Task goal -
Read the lines that follow and tally those with the word "Sofa"; give the number and nothing else.

[START OF Input for this task]

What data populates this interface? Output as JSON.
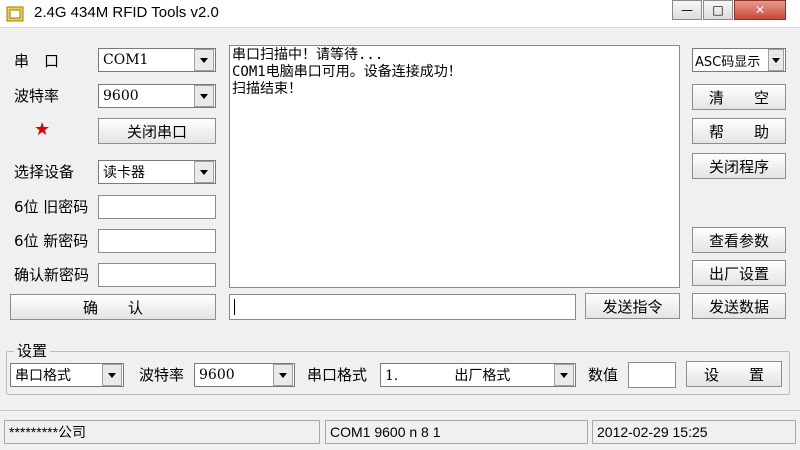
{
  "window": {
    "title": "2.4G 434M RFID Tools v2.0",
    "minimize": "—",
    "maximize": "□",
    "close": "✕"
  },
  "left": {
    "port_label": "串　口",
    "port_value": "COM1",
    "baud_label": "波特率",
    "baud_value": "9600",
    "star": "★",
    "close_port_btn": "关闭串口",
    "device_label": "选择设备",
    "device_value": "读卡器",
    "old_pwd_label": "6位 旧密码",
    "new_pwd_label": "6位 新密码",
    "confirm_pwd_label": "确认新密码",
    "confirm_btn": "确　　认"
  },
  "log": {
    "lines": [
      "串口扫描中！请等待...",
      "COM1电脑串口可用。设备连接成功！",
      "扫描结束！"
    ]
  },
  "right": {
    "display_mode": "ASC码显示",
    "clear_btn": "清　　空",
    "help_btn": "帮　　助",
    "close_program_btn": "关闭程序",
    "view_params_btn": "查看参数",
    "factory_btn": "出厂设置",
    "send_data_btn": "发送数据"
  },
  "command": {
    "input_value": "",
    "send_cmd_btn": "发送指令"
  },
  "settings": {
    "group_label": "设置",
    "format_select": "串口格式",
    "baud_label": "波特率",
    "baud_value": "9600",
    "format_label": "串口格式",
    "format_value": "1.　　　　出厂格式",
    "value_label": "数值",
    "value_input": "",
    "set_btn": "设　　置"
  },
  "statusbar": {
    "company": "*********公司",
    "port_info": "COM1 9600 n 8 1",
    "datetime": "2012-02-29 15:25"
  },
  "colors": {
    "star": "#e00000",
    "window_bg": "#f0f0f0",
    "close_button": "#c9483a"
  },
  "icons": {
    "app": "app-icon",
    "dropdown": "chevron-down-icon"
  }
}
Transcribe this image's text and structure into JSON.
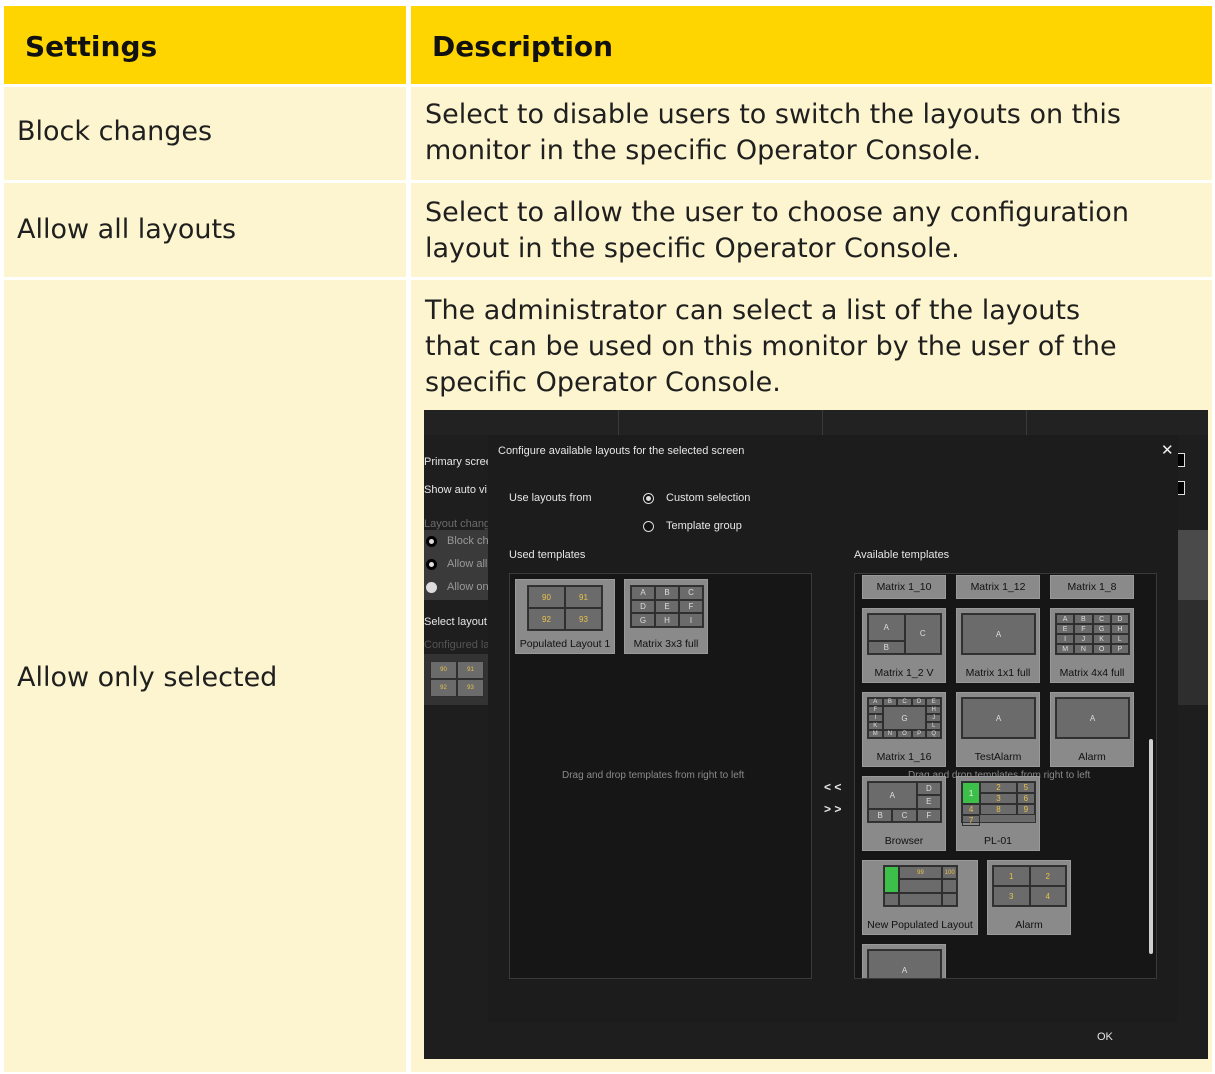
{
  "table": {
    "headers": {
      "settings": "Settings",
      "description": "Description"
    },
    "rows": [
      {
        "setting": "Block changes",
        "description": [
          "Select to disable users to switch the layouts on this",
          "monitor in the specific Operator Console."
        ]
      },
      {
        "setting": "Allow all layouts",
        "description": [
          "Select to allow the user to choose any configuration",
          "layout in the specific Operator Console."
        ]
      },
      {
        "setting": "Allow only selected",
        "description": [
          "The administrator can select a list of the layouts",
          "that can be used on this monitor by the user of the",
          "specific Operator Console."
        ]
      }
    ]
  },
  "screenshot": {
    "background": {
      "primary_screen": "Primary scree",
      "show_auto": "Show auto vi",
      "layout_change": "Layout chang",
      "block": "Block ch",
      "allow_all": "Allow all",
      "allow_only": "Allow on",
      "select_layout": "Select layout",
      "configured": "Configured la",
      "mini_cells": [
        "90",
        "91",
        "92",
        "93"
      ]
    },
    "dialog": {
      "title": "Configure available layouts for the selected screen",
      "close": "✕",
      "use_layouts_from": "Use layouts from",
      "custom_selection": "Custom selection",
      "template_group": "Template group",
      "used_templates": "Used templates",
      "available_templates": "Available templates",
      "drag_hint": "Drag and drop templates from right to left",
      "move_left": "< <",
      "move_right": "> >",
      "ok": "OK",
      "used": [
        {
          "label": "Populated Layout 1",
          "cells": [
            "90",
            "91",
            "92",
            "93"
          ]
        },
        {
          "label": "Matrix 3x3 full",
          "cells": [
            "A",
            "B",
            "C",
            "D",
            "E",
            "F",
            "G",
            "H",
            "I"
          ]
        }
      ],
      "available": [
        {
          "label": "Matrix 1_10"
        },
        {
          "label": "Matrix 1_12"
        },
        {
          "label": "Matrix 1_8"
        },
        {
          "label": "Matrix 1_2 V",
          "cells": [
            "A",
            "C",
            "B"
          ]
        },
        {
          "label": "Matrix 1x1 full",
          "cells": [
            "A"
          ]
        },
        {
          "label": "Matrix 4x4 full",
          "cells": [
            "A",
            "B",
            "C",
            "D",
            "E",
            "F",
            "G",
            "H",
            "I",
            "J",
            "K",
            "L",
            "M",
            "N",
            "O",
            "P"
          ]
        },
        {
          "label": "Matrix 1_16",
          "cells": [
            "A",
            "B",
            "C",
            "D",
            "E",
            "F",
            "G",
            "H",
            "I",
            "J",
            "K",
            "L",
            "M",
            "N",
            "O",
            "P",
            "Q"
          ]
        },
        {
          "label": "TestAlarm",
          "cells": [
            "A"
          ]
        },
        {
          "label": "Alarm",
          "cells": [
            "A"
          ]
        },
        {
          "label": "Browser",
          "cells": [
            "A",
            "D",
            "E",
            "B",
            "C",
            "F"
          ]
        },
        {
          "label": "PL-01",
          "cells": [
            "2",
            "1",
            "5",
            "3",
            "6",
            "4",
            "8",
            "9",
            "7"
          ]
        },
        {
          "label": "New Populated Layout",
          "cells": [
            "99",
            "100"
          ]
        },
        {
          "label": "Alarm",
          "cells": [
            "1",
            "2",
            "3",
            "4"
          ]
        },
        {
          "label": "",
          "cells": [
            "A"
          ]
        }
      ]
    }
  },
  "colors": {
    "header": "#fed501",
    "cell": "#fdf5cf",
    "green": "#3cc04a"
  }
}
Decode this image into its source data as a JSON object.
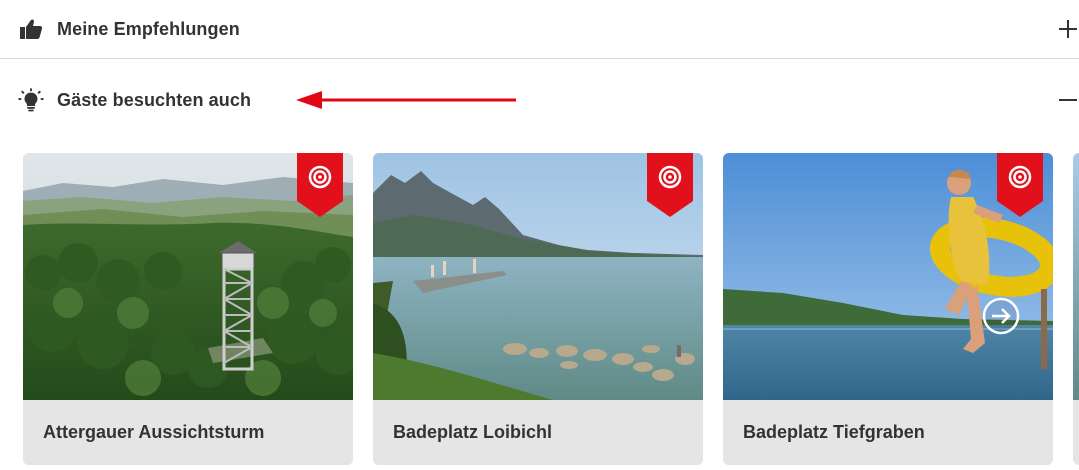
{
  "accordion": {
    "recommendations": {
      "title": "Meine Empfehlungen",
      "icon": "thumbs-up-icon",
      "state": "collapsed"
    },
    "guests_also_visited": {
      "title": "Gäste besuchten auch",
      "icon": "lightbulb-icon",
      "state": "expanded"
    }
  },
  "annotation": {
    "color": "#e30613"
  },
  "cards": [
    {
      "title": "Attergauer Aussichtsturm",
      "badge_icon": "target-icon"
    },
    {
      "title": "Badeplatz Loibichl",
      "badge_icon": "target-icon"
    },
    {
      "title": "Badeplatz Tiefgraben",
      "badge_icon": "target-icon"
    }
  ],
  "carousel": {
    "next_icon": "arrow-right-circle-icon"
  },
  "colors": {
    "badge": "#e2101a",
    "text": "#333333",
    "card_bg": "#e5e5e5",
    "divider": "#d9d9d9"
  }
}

[END OF Input for this task]
[START OF Input for this task]

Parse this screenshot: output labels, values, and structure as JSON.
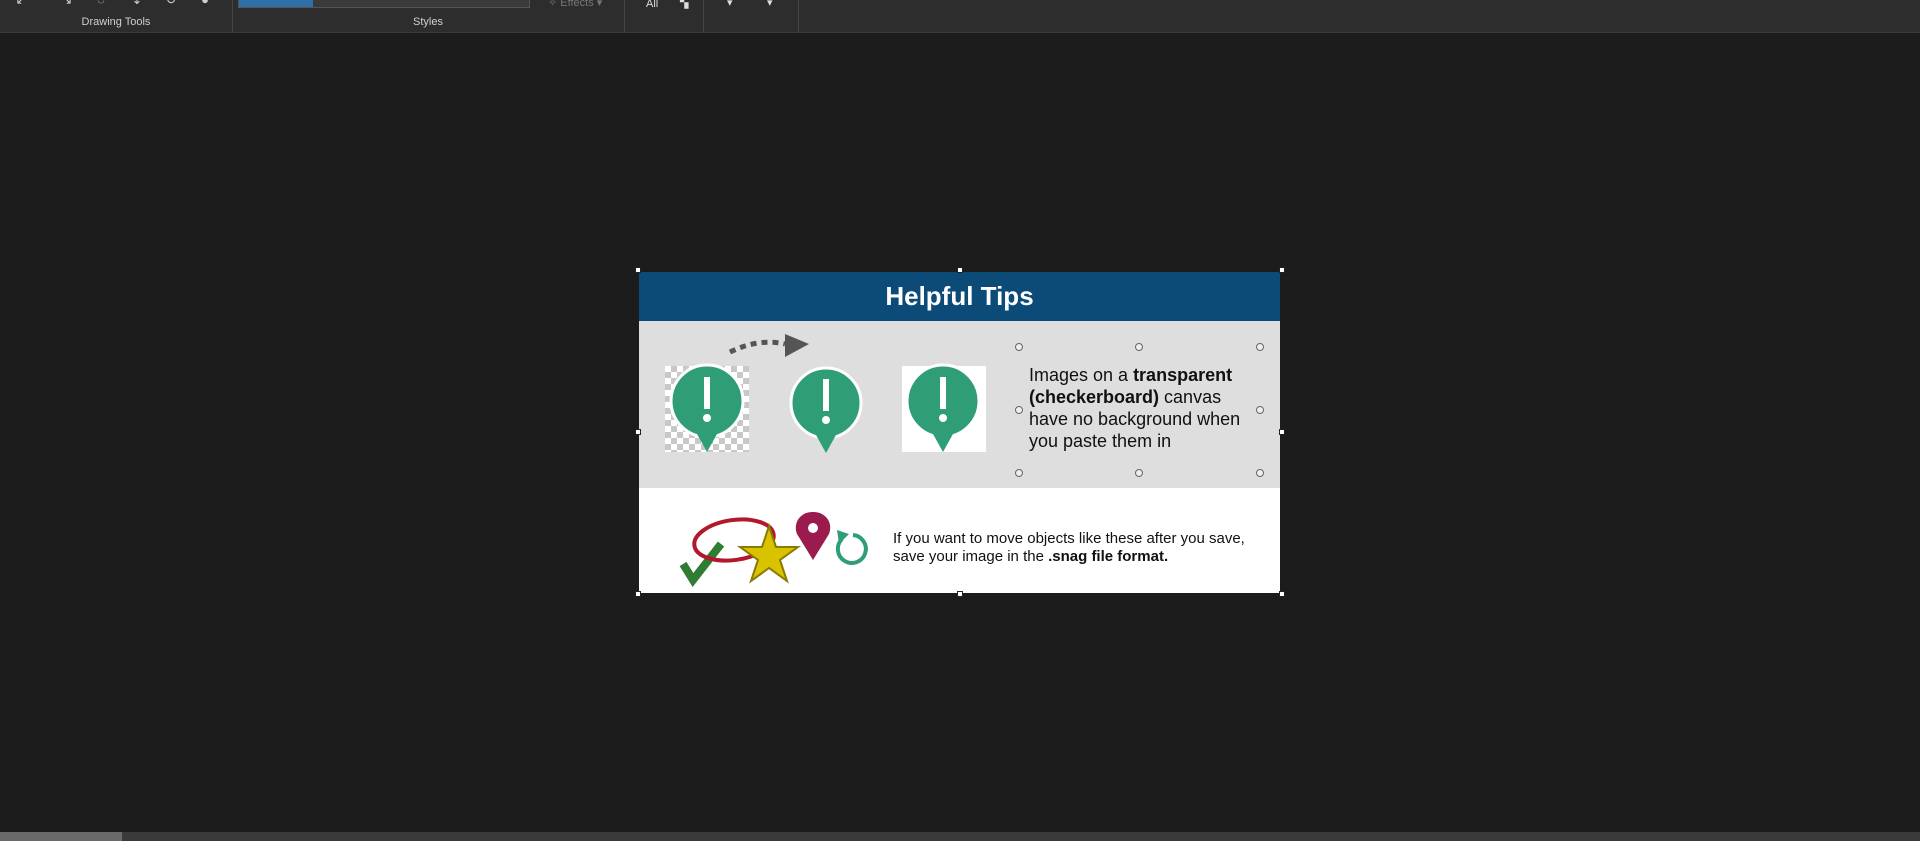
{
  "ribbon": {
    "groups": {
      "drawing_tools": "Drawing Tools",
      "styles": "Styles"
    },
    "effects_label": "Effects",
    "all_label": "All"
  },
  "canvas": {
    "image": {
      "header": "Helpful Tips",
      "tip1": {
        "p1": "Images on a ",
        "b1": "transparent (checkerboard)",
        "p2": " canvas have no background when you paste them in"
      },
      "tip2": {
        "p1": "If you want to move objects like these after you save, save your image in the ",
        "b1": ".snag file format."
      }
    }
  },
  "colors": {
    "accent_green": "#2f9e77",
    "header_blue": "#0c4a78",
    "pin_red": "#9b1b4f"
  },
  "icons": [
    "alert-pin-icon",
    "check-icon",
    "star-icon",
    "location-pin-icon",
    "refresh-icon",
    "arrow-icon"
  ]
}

[END OF Input for this task]
[START OF Input for this task]

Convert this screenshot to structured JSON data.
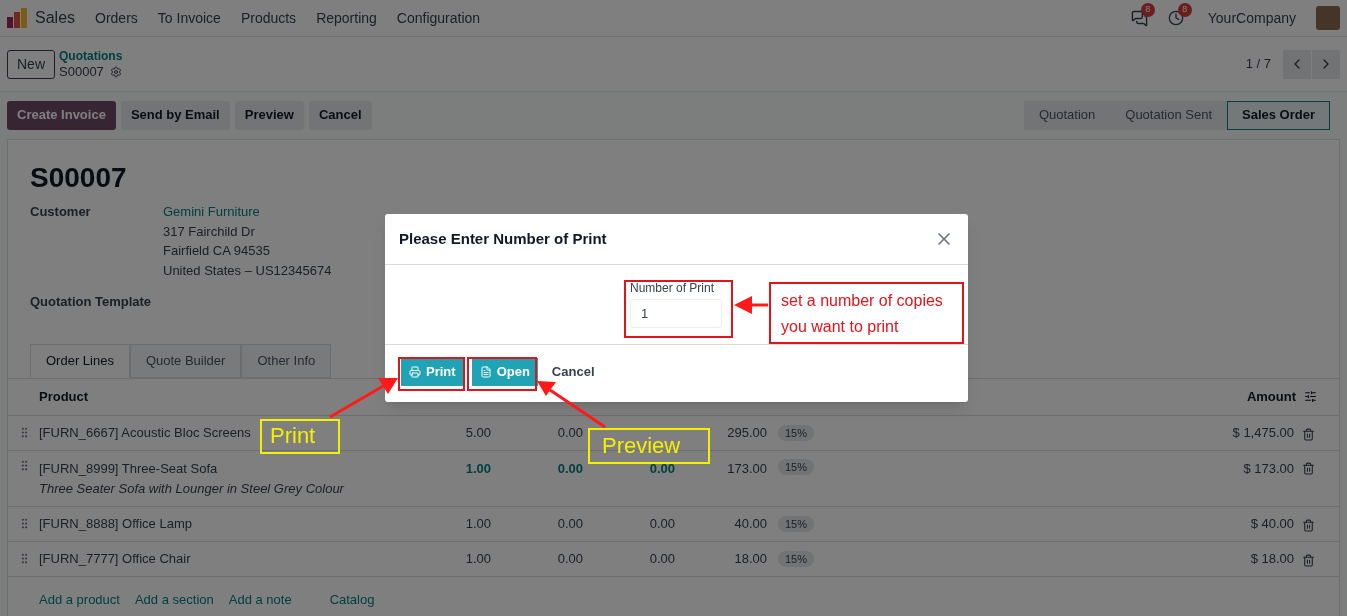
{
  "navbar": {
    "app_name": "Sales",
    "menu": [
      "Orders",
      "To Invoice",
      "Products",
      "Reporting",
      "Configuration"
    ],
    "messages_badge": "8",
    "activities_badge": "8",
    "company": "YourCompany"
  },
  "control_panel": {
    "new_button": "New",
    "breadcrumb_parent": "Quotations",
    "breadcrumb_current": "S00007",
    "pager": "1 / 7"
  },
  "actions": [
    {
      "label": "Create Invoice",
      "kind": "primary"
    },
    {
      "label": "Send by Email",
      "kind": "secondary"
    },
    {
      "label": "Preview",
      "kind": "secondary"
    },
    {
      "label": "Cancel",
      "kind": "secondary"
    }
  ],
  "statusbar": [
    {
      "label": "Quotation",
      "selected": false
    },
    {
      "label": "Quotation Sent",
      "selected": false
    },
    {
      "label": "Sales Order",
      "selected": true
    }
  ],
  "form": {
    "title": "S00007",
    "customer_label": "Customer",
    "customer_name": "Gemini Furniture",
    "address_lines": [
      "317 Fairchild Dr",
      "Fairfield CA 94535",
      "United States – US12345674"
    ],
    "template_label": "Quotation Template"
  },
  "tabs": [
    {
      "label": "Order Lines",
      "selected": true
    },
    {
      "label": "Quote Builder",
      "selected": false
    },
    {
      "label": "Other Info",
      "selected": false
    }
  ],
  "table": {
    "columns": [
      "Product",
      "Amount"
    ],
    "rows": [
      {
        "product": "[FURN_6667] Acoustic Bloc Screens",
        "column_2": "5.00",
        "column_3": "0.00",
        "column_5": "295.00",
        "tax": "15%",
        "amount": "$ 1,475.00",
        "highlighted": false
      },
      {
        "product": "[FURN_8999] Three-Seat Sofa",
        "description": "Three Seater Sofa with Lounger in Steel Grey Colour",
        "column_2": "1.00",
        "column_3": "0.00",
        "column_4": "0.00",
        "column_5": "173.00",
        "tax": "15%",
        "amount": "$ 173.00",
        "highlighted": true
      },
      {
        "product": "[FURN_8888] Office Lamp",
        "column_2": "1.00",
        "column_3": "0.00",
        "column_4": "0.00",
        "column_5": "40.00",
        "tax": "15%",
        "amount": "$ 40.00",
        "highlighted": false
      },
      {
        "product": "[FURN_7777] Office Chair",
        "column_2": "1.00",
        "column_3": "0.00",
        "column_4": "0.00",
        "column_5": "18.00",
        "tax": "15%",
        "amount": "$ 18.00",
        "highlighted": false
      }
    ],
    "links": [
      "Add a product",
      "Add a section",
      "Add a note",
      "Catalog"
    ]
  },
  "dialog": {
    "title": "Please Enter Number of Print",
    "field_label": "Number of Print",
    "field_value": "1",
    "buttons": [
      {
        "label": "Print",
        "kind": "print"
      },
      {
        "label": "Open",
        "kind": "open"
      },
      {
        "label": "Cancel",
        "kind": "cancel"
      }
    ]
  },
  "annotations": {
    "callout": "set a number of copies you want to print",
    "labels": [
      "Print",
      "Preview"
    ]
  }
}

[END OF Input for this task]

Output -
2